◆ What the exercise asks
Find every line in the records below that contains the word "Italian", and copy each such line.

━━━━━━━━━━━━━━━━

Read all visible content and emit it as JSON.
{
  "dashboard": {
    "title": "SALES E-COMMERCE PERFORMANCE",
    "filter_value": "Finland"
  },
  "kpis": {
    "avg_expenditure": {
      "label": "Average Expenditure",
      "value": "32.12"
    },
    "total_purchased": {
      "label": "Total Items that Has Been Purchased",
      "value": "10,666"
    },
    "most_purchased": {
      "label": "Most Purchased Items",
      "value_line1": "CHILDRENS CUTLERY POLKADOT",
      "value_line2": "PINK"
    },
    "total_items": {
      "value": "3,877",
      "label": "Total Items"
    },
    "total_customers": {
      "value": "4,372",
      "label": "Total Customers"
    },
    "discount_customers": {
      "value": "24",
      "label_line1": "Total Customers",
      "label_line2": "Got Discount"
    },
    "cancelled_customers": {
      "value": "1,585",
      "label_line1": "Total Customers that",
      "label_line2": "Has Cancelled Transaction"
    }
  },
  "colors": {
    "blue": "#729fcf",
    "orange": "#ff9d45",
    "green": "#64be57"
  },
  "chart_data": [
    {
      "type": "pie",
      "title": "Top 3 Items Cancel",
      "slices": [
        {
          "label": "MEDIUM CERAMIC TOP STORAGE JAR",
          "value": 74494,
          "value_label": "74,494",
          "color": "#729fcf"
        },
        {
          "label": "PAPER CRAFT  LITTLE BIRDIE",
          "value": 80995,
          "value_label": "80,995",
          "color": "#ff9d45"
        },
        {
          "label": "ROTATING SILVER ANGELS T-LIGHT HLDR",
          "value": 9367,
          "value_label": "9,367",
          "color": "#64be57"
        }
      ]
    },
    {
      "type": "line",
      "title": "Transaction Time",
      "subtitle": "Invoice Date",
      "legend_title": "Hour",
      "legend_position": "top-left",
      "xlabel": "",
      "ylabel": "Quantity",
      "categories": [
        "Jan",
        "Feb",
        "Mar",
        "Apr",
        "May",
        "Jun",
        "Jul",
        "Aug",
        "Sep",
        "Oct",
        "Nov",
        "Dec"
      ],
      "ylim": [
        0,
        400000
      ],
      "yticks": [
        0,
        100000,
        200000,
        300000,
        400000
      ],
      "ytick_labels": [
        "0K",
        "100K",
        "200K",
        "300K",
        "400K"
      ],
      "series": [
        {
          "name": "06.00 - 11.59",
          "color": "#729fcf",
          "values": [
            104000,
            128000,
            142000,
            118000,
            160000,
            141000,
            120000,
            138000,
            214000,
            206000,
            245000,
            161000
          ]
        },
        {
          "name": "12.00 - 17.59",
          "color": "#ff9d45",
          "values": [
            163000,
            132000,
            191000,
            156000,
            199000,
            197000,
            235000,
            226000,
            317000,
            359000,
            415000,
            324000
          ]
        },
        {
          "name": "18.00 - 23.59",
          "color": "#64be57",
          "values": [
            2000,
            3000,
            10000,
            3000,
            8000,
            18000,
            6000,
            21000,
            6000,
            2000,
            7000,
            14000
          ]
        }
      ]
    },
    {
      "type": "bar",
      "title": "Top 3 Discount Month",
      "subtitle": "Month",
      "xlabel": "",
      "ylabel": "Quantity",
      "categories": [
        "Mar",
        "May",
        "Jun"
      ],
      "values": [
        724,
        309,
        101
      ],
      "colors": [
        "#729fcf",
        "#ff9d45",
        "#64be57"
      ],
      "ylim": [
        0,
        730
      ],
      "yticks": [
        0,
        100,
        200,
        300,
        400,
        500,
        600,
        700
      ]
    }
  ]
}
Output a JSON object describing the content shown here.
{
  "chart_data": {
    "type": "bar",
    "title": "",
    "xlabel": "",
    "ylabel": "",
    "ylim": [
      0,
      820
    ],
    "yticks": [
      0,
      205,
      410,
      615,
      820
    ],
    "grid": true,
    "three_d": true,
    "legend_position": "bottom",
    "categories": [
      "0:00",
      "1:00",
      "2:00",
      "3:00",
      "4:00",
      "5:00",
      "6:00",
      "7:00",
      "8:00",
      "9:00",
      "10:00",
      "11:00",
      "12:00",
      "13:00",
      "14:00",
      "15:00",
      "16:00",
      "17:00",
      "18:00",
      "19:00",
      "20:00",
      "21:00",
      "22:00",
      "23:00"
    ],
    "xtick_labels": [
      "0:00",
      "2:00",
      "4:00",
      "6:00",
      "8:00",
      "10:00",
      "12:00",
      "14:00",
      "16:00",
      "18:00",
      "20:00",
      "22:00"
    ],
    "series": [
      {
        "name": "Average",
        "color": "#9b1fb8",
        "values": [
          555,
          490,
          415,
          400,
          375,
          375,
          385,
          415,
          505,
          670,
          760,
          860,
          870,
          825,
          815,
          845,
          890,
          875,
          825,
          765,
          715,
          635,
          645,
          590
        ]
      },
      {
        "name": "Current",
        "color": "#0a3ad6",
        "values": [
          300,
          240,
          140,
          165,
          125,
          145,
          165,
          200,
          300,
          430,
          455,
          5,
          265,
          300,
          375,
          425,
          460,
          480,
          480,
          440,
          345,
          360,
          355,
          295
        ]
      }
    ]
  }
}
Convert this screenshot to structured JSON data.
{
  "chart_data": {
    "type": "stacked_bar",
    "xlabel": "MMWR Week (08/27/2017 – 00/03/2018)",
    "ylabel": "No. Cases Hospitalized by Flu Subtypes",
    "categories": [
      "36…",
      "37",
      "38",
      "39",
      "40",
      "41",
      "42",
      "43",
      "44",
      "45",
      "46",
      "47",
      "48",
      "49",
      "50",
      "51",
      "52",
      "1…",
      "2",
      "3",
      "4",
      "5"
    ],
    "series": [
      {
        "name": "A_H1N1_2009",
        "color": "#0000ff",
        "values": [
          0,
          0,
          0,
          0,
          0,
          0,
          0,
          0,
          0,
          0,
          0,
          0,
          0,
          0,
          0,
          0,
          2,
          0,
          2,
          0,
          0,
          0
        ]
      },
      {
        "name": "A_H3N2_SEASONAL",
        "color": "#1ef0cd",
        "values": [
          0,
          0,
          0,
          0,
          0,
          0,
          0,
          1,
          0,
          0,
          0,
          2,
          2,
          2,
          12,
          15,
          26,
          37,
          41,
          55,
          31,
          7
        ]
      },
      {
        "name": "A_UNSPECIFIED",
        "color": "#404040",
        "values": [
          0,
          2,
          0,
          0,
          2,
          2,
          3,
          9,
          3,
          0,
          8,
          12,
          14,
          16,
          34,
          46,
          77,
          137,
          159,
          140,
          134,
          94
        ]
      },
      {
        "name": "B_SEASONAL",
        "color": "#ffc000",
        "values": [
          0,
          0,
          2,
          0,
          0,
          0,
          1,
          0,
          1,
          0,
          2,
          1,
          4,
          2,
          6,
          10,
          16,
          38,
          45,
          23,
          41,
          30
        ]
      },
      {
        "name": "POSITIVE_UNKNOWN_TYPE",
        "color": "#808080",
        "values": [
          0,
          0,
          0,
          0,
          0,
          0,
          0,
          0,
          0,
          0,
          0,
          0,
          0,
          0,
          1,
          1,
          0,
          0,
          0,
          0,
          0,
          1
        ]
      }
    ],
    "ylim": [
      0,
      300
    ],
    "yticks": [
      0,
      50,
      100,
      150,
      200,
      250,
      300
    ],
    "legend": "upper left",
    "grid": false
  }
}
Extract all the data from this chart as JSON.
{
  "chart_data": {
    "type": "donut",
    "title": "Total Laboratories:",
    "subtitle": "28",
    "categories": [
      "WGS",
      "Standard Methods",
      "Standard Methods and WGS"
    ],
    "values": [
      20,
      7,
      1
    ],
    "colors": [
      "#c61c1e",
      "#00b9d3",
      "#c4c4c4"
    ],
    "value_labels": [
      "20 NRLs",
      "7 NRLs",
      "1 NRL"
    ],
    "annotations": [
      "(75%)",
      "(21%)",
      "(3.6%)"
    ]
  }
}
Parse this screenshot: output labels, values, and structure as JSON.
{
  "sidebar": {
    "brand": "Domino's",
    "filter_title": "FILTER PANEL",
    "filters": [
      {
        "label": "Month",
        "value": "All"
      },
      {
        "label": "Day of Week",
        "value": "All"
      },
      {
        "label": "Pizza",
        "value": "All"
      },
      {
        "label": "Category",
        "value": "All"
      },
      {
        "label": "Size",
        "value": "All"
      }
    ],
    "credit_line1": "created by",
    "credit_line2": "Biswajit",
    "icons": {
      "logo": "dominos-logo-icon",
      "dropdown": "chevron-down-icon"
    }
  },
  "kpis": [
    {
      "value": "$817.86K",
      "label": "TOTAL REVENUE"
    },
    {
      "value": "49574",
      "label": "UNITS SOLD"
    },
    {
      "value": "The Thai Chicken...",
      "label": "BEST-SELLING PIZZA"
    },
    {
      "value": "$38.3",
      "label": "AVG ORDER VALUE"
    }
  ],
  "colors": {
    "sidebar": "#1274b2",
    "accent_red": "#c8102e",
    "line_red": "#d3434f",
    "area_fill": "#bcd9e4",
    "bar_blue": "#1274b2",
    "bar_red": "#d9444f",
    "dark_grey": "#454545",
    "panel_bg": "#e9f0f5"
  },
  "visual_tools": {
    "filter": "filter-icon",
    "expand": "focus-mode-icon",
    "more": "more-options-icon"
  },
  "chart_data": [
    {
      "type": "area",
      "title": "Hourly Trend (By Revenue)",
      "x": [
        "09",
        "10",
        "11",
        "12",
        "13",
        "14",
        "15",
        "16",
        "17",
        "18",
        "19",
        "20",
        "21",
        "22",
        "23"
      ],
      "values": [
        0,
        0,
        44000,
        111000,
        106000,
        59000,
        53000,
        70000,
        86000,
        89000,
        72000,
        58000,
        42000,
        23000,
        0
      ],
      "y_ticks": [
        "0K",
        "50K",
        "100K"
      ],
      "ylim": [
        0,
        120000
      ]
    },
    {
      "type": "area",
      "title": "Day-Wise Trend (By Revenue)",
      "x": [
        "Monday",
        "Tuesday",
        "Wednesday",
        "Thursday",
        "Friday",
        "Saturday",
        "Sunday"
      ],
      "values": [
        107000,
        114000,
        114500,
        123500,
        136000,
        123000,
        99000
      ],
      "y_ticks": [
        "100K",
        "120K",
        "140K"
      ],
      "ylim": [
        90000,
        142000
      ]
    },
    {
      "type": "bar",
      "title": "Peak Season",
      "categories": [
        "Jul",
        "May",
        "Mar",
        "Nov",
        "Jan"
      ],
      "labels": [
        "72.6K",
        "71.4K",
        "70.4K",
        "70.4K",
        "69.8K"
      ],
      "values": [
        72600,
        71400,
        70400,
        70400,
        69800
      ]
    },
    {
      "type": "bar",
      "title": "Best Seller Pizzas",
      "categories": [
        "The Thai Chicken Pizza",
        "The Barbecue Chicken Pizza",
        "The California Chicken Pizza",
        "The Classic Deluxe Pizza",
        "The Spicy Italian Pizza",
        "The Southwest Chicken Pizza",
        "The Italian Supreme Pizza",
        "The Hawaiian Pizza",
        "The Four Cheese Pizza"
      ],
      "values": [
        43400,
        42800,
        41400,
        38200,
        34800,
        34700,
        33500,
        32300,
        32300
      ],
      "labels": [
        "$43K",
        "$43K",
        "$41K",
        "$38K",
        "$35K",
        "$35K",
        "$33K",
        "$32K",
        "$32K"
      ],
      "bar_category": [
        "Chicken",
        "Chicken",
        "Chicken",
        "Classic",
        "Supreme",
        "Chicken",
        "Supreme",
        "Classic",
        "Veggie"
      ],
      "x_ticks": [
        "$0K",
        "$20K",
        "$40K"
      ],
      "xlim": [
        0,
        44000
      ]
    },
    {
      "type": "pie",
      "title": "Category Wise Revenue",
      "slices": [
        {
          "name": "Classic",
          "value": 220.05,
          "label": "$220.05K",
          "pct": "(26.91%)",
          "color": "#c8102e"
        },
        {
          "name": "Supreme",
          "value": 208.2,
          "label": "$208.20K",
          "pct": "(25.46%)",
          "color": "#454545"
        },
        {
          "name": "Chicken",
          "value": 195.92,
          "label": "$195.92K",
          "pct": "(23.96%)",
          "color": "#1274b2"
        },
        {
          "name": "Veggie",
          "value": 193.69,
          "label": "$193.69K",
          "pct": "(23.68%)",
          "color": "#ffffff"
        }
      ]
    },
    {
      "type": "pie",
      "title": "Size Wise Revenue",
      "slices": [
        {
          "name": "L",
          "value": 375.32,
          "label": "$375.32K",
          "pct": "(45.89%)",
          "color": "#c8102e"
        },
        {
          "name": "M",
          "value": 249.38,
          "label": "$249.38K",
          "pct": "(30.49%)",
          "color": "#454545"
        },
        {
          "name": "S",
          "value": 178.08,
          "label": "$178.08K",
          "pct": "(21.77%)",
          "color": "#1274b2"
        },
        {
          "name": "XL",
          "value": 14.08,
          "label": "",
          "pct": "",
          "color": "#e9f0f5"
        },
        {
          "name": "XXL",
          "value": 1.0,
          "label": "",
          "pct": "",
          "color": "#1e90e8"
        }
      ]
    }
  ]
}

━━━━━━━━━━━━━━━━

◆ Complete output
        "The Spicy Italian Pizza",
        "The Italian Supreme Pizza",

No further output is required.